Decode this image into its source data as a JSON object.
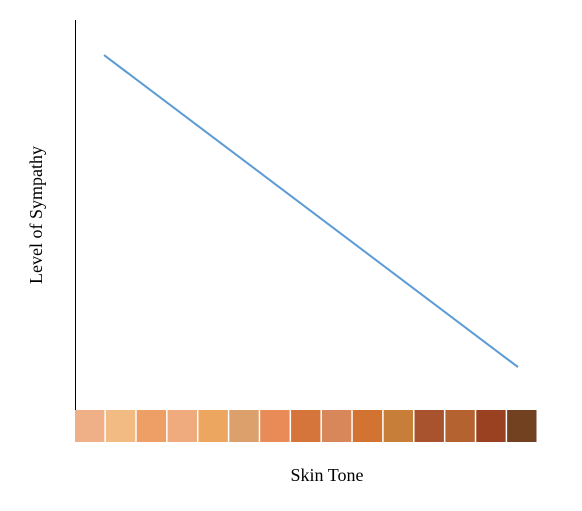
{
  "chart_data": {
    "type": "line",
    "title": "",
    "xlabel": "Skin Tone",
    "ylabel": "Level of Sympathy",
    "grid": false,
    "legend": "none",
    "x": [
      0,
      1
    ],
    "ylim": [
      0,
      1
    ],
    "series": [
      {
        "values": [
          0.91,
          0.11
        ],
        "color": "#5b9bd5"
      }
    ],
    "skin_tone_swatches": [
      "#efb087",
      "#f2bb84",
      "#ed9f66",
      "#efaa7e",
      "#eda65f",
      "#dca06d",
      "#e88b57",
      "#d5743b",
      "#d7875a",
      "#d27331",
      "#c67e38",
      "#a9532e",
      "#b4622f",
      "#9a4121",
      "#724120"
    ]
  }
}
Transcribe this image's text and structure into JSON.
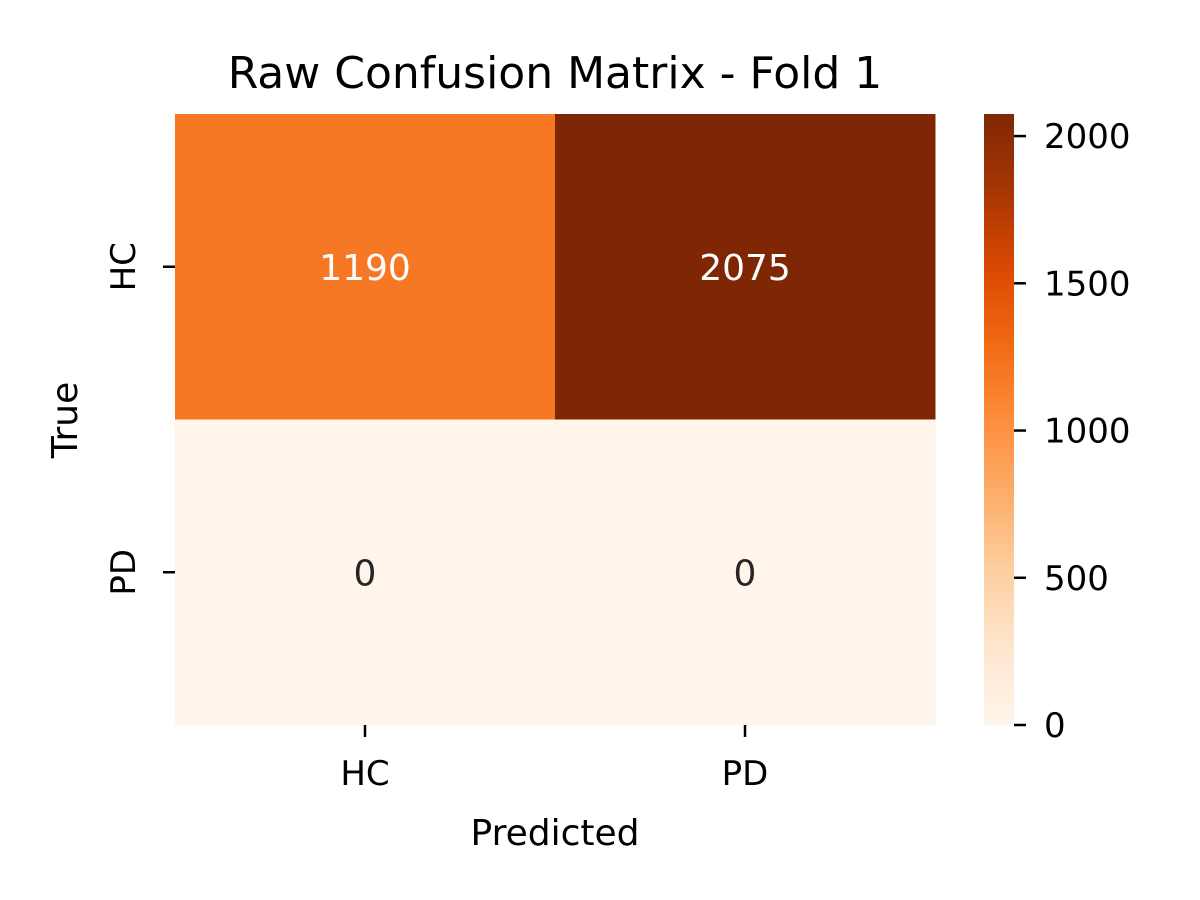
{
  "chart_data": {
    "type": "heatmap",
    "title": "Raw Confusion Matrix - Fold 1",
    "xlabel": "Predicted",
    "ylabel": "True",
    "x_categories": [
      "HC",
      "PD"
    ],
    "y_categories": [
      "HC",
      "PD"
    ],
    "values": [
      [
        1190,
        2075
      ],
      [
        0,
        0
      ]
    ],
    "colorbar": {
      "min": 0,
      "max": 2075,
      "ticks": [
        0,
        500,
        1000,
        1500,
        2000
      ],
      "tick_labels": [
        "0",
        "500",
        "1000",
        "1500",
        "2000"
      ],
      "colormap": "Oranges"
    },
    "text_color_light": "#ffffff",
    "text_color_dark": "#262626"
  }
}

**GOAL OF THE EXERCISE**. Collect the lines that hold "into".

**RESULT**.
Decode this image into its source data as a JSON object.
Transcribe this image's text and structure into JSON.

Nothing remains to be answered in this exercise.